> SUPPLIED ENTRIES
[Begin]
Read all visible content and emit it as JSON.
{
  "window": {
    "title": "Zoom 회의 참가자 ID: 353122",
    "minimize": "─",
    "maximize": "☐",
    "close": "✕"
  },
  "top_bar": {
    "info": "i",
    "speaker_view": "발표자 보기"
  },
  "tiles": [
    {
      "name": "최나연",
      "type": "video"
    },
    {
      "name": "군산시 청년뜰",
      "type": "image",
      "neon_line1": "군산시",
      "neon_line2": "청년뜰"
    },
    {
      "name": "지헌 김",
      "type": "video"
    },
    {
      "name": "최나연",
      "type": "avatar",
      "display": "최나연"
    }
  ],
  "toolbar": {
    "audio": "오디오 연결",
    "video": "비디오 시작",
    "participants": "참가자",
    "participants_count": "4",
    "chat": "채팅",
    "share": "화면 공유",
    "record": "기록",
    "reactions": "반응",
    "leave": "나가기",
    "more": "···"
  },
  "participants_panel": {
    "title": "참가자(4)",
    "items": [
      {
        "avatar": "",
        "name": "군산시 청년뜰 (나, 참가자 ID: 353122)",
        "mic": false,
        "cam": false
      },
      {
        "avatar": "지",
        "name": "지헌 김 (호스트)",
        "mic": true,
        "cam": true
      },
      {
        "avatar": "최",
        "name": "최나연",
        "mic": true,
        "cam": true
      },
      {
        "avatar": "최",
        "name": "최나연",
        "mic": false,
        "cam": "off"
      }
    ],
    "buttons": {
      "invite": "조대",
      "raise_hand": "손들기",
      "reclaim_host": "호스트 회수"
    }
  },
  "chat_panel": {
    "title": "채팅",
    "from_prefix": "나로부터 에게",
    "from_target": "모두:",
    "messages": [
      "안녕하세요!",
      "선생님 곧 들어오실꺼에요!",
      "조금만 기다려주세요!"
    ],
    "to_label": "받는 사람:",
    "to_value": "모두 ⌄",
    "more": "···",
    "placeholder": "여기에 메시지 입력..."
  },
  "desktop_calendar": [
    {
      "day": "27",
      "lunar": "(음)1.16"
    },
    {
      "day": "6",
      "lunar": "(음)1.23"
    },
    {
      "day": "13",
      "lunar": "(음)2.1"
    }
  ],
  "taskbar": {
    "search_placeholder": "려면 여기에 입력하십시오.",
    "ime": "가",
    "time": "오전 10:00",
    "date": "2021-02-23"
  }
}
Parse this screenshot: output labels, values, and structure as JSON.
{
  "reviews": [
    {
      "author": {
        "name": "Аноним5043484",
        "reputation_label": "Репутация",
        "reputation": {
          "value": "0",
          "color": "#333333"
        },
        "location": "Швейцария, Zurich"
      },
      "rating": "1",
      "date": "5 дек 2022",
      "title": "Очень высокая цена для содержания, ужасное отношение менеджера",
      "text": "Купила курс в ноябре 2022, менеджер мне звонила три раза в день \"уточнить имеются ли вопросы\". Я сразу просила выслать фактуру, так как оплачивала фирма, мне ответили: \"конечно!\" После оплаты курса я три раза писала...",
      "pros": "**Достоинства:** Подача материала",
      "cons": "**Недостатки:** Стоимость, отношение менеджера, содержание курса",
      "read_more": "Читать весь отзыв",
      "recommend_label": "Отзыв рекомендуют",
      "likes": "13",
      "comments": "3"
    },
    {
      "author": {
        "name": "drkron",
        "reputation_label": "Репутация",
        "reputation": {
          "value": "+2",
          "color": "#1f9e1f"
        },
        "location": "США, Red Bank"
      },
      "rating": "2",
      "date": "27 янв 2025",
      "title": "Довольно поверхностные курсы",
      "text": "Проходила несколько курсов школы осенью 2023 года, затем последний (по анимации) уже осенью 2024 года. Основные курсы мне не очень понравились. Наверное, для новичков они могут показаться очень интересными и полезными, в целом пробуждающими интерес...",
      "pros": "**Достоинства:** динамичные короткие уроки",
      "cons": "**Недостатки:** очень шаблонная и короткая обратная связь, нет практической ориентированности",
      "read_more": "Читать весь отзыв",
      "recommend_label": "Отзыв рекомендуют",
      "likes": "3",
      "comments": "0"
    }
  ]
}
[End]
> PROMPT
Find every line above that contains the word "location", and return each one.

> FINAL RESULT
        "location": "Швейцария, Zurich"
        "location": "США, Red Bank"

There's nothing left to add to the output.